_DATA TO PROCESS_

◆ ◆ ◆ ◆

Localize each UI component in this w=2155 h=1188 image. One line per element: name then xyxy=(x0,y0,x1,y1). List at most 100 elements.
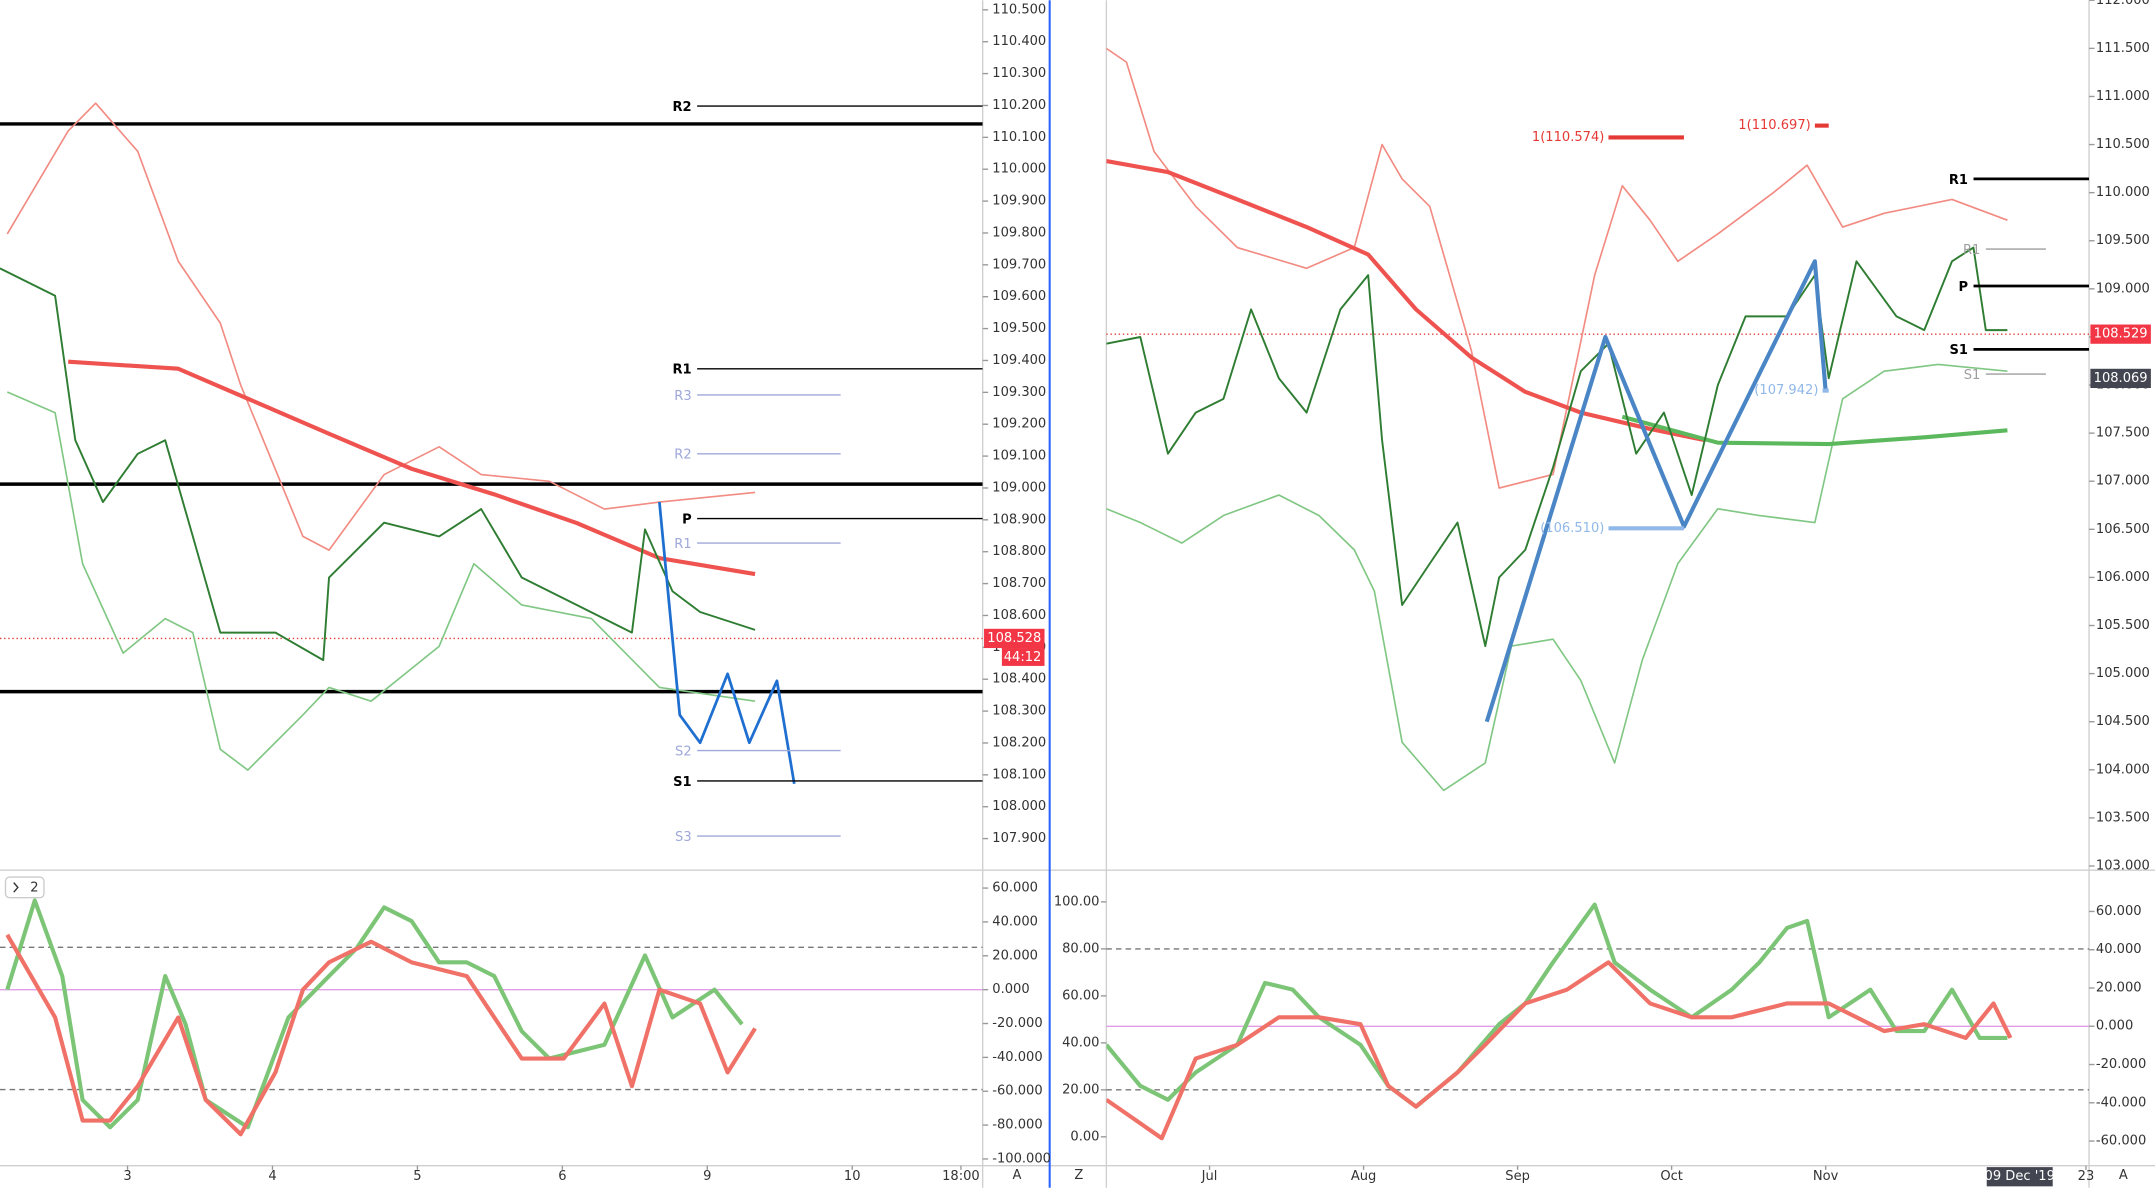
x-tick-label: 4 xyxy=(268,1169,276,1184)
series-line xyxy=(1106,246,2008,648)
x-tick-label: Nov xyxy=(1813,1169,1839,1184)
y-tick-label: -60.000 xyxy=(992,1084,1042,1099)
y-tick-label: 108.300 xyxy=(992,704,1046,719)
y-tick-label: -80.000 xyxy=(992,1118,1042,1133)
y-tick-label: 80.00 xyxy=(1062,941,1099,956)
y-tick-label: 109.000 xyxy=(2096,281,2150,296)
y-tick-label: 109.000 xyxy=(992,480,1046,495)
active-panel-border xyxy=(1048,0,1051,1188)
pivot-label: S1 xyxy=(1964,368,1981,383)
x-tick-label: 23 xyxy=(2078,1169,2095,1184)
countdown-label: 44:12 xyxy=(1004,650,1042,665)
last-price-box xyxy=(2090,324,2151,344)
y-tick-label: 110.100 xyxy=(992,130,1046,145)
y-tick-label: 107.500 xyxy=(2096,426,2150,441)
y-tick-label: 108.600 xyxy=(992,608,1046,623)
y-tick-label: 40.000 xyxy=(992,914,1038,929)
x-tick-label: Aug xyxy=(1351,1169,1376,1184)
series-line xyxy=(6,391,756,771)
series-line xyxy=(1484,259,1828,723)
y-tick-label: 106.500 xyxy=(2096,522,2150,537)
y-tick-label: 108.900 xyxy=(992,512,1046,527)
x-tick-label: 9 xyxy=(703,1169,711,1184)
y-tick-label: 107.000 xyxy=(2096,474,2150,489)
series-line xyxy=(1106,159,1705,442)
y-tick-label: 108.100 xyxy=(992,767,1046,782)
x-tick-label: 18:00 xyxy=(942,1169,980,1184)
y-tick-label: 0.000 xyxy=(992,982,1029,997)
chevron-icon xyxy=(13,882,19,893)
series-line xyxy=(1106,47,2008,489)
y-tick-label: 105.500 xyxy=(2096,618,2150,633)
y-tick-label: 100.00 xyxy=(1054,894,1100,909)
y-tick-label: 104.500 xyxy=(2096,714,2150,729)
y-tick-label: 110.000 xyxy=(2096,185,2150,200)
y2-tick-label: 0.000 xyxy=(2096,1019,2133,1034)
pane-toggle[interactable] xyxy=(4,876,45,899)
y2-tick-label: 20.000 xyxy=(2096,980,2142,995)
y-tick-label: 112.000 xyxy=(2096,0,2150,8)
pane-label: 2 xyxy=(30,881,38,896)
x-tick-label: Jul xyxy=(1201,1169,1218,1184)
y-tick-label: 103.500 xyxy=(2096,810,2150,825)
y-tick-label: 0.00 xyxy=(1070,1129,1099,1144)
y-tick-label: 109.800 xyxy=(992,225,1046,240)
y2-tick-label: -20.000 xyxy=(2096,1057,2146,1072)
y-tick-label: 109.700 xyxy=(992,257,1046,272)
annotation-label: 1(110.574) xyxy=(1532,130,1604,145)
y-tick-label: 108.000 xyxy=(992,799,1046,814)
series-line xyxy=(0,267,756,662)
x-tick-label: 6 xyxy=(558,1169,566,1184)
y-tick-label: 108.400 xyxy=(992,672,1046,687)
pivot-label: R1 xyxy=(1963,243,1980,258)
y2-tick-label: -60.000 xyxy=(2096,1134,2146,1149)
x-tick-label: Oct xyxy=(1660,1169,1683,1184)
y-tick-label: 20.000 xyxy=(992,948,1038,963)
y-tick-label: -20.000 xyxy=(992,1016,1042,1031)
scale-button[interactable]: A xyxy=(1013,1168,1022,1183)
plot-area xyxy=(1106,902,2090,1141)
pivot-label: R1 xyxy=(673,363,692,378)
series-line xyxy=(5,933,757,1137)
y-tick-label: 110.500 xyxy=(992,2,1046,17)
scale-button[interactable]: A xyxy=(2119,1168,2128,1183)
pivot-label: R1 xyxy=(1949,173,1968,188)
series-line xyxy=(658,501,796,785)
pivot-label: R2 xyxy=(673,100,692,115)
y-tick-label: 109.900 xyxy=(992,194,1046,209)
y-tick-label: 109.600 xyxy=(992,289,1046,304)
plot-area xyxy=(0,102,983,837)
series-line xyxy=(6,102,756,551)
y-tick-label: 105.000 xyxy=(2096,666,2150,681)
y-tick-label: 60.00 xyxy=(1062,988,1099,1003)
pivot-label: P xyxy=(1958,280,1968,295)
y2-tick-label: -40.000 xyxy=(2096,1095,2146,1110)
series-line xyxy=(1621,414,2008,447)
pivot-label: S2 xyxy=(675,744,692,759)
y-tick-label: 110.400 xyxy=(992,34,1046,49)
y2-tick-label: 40.000 xyxy=(2096,942,2142,957)
annotation-label: (106.510) xyxy=(1540,521,1604,536)
last-price-label: 108.529 xyxy=(2094,327,2148,342)
x-tick-label: Sep xyxy=(1505,1169,1530,1184)
y-tick-label: 103.000 xyxy=(2096,858,2150,873)
y-tick-label: 40.00 xyxy=(1062,1035,1099,1050)
plot-area xyxy=(0,898,983,1137)
other-price-label: 108.069 xyxy=(2094,371,2148,386)
zoom-button[interactable]: Z xyxy=(1074,1168,1083,1183)
annotation-label: 1(110.697) xyxy=(1738,118,1810,133)
pivot-label: R2 xyxy=(674,448,691,463)
crosshair-date-box xyxy=(1986,1167,2053,1187)
pivot-label: S1 xyxy=(1950,343,1968,358)
x-tick-label: 10 xyxy=(844,1169,861,1184)
y-tick-label: 109.200 xyxy=(992,417,1046,432)
y-tick-label: 106.000 xyxy=(2096,570,2150,585)
y-tick-label: -100.000 xyxy=(992,1151,1051,1166)
y-tick-label: 107.900 xyxy=(992,831,1046,846)
series-line xyxy=(1106,902,2008,1109)
y-tick-label: 108.200 xyxy=(992,735,1046,750)
other-price-box xyxy=(2090,368,2151,389)
pivot-label: R1 xyxy=(674,537,691,552)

◆ ◆ ◆ ◆

_TO BE DONE_
Reproduce all of the data above line for line, with no changes, but omit the picture.

_COMPLETE ANSWER_
Localize each UI component in this w=2155 h=1188 image. One line per element: name then xyxy=(x0,y0,x1,y1). List at most 100 elements.
x-tick-label: 4 xyxy=(268,1169,276,1184)
series-line xyxy=(1106,246,2008,648)
x-tick-label: Nov xyxy=(1813,1169,1839,1184)
y-tick-label: -60.000 xyxy=(992,1084,1042,1099)
y-tick-label: 108.300 xyxy=(992,704,1046,719)
y-tick-label: -80.000 xyxy=(992,1118,1042,1133)
y-tick-label: 80.00 xyxy=(1062,941,1099,956)
y-tick-label: 109.000 xyxy=(2096,281,2150,296)
y-tick-label: 109.000 xyxy=(992,480,1046,495)
active-panel-border xyxy=(1048,0,1051,1188)
pivot-label: S1 xyxy=(1964,368,1981,383)
x-tick-label: 23 xyxy=(2078,1169,2095,1184)
countdown-label: 44:12 xyxy=(1004,650,1042,665)
last-price-box xyxy=(2090,324,2151,344)
y-tick-label: 110.100 xyxy=(992,130,1046,145)
y-tick-label: 107.500 xyxy=(2096,426,2150,441)
y-tick-label: 108.600 xyxy=(992,608,1046,623)
y-tick-label: 40.000 xyxy=(992,914,1038,929)
x-tick-label: Aug xyxy=(1351,1169,1376,1184)
series-line xyxy=(6,391,756,771)
series-line xyxy=(1484,259,1828,723)
y-tick-label: 106.500 xyxy=(2096,522,2150,537)
y-tick-label: 108.900 xyxy=(992,512,1046,527)
x-tick-label: 9 xyxy=(703,1169,711,1184)
y-tick-label: 107.000 xyxy=(2096,474,2150,489)
series-line xyxy=(1106,159,1705,442)
y-tick-label: 108.100 xyxy=(992,767,1046,782)
x-tick-label: 18:00 xyxy=(942,1169,980,1184)
y-tick-label: 0.000 xyxy=(992,982,1029,997)
chevron-icon xyxy=(13,882,19,893)
series-line xyxy=(1106,47,2008,489)
y-tick-label: 105.500 xyxy=(2096,618,2150,633)
y-tick-label: 100.00 xyxy=(1054,894,1100,909)
y-tick-label: 104.500 xyxy=(2096,714,2150,729)
y-tick-label: 110.000 xyxy=(2096,185,2150,200)
y2-tick-label: 0.000 xyxy=(2096,1019,2133,1034)
pane-toggle[interactable] xyxy=(4,876,45,899)
y2-tick-label: 20.000 xyxy=(2096,980,2142,995)
y-tick-label: 112.000 xyxy=(2096,0,2150,8)
pane-label: 2 xyxy=(30,881,38,896)
x-tick-label: Jul xyxy=(1201,1169,1218,1184)
y-tick-label: 103.500 xyxy=(2096,810,2150,825)
y-tick-label: 0.00 xyxy=(1070,1129,1099,1144)
y-tick-label: 109.800 xyxy=(992,225,1046,240)
y2-tick-label: -20.000 xyxy=(2096,1057,2146,1072)
y-tick-label: 109.700 xyxy=(992,257,1046,272)
annotation-label: 1(110.574) xyxy=(1532,130,1604,145)
y-tick-label: 108.000 xyxy=(992,799,1046,814)
series-line xyxy=(0,267,756,662)
x-tick-label: 6 xyxy=(558,1169,566,1184)
y-tick-label: 108.400 xyxy=(992,672,1046,687)
pivot-label: R1 xyxy=(1963,243,1980,258)
y2-tick-label: -60.000 xyxy=(2096,1134,2146,1149)
x-tick-label: Oct xyxy=(1660,1169,1683,1184)
y-tick-label: 20.000 xyxy=(992,948,1038,963)
y-tick-label: -20.000 xyxy=(992,1016,1042,1031)
scale-button[interactable]: A xyxy=(1013,1168,1022,1183)
plot-area xyxy=(1106,902,2090,1141)
pivot-label: R1 xyxy=(673,363,692,378)
series-line xyxy=(5,933,757,1137)
y-tick-label: 110.500 xyxy=(992,2,1046,17)
scale-button[interactable]: A xyxy=(2119,1168,2128,1183)
pivot-label: R1 xyxy=(1949,173,1968,188)
series-line xyxy=(658,501,796,785)
pivot-label: R2 xyxy=(673,100,692,115)
y-tick-label: 109.900 xyxy=(992,194,1046,209)
y-tick-label: 109.600 xyxy=(992,289,1046,304)
plot-area xyxy=(0,102,983,837)
series-line xyxy=(6,102,756,551)
y-tick-label: 105.000 xyxy=(2096,666,2150,681)
y-tick-label: 60.00 xyxy=(1062,988,1099,1003)
pivot-label: P xyxy=(1958,280,1968,295)
y2-tick-label: -40.000 xyxy=(2096,1095,2146,1110)
series-line xyxy=(1621,414,2008,447)
pivot-label: S2 xyxy=(675,744,692,759)
y-tick-label: 110.400 xyxy=(992,34,1046,49)
y2-tick-label: 40.000 xyxy=(2096,942,2142,957)
annotation-label: (106.510) xyxy=(1540,521,1604,536)
last-price-label: 108.529 xyxy=(2094,327,2148,342)
x-tick-label: Sep xyxy=(1505,1169,1530,1184)
y-tick-label: 103.000 xyxy=(2096,858,2150,873)
y-tick-label: 40.00 xyxy=(1062,1035,1099,1050)
plot-area xyxy=(0,898,983,1137)
other-price-label: 108.069 xyxy=(2094,371,2148,386)
zoom-button[interactable]: Z xyxy=(1074,1168,1083,1183)
annotation-label: 1(110.697) xyxy=(1738,118,1810,133)
pivot-label: R2 xyxy=(674,448,691,463)
crosshair-date-box xyxy=(1986,1167,2053,1187)
pivot-label: S1 xyxy=(1950,343,1968,358)
x-tick-label: 10 xyxy=(844,1169,861,1184)
y-tick-label: 109.200 xyxy=(992,417,1046,432)
y-tick-label: 106.000 xyxy=(2096,570,2150,585)
y-tick-label: -100.000 xyxy=(992,1151,1051,1166)
y-tick-label: 107.900 xyxy=(992,831,1046,846)
series-line xyxy=(1106,902,2008,1109)
y-tick-label: 108.200 xyxy=(992,735,1046,750)
other-price-box xyxy=(2090,368,2151,389)
pivot-label: R1 xyxy=(674,537,691,552)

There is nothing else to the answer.